§ Aim of the task
Report only the number of lines in this material that include the string "száma".

§ Data in this exercise
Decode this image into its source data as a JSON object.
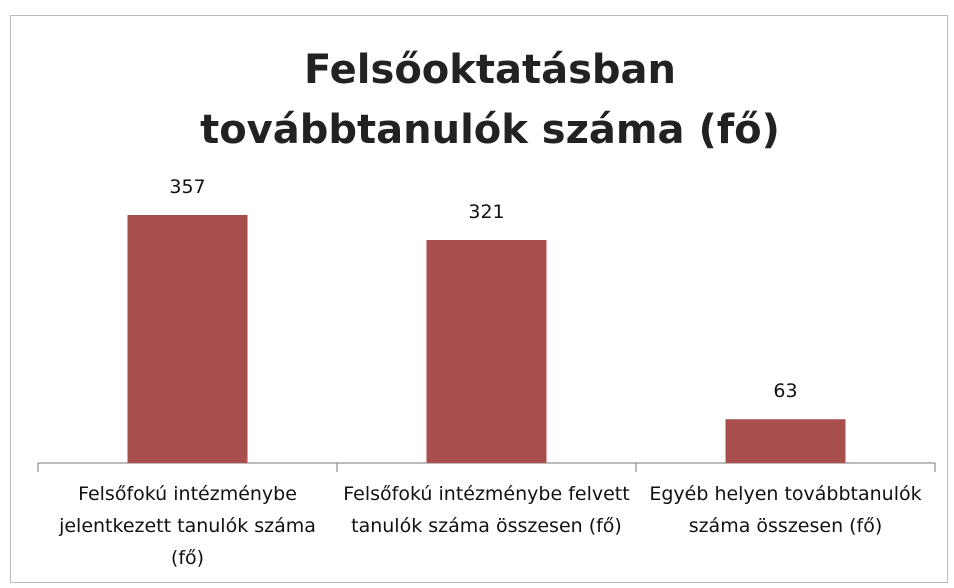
{
  "chart_data": {
    "type": "bar",
    "title": "Felsőoktatásban továbbtanulók száma (fő)",
    "categories": [
      "Felsőfokú intézménybe jelentkezett tanulók száma (fő)",
      "Felsőfokú intézménybe felvett tanulók száma összesen (fő)",
      "Egyéb helyen továbbtanulók száma összesen (fő)"
    ],
    "values": [
      357,
      321,
      63
    ],
    "color": "#a84e4c"
  }
}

§ Finished exercise
4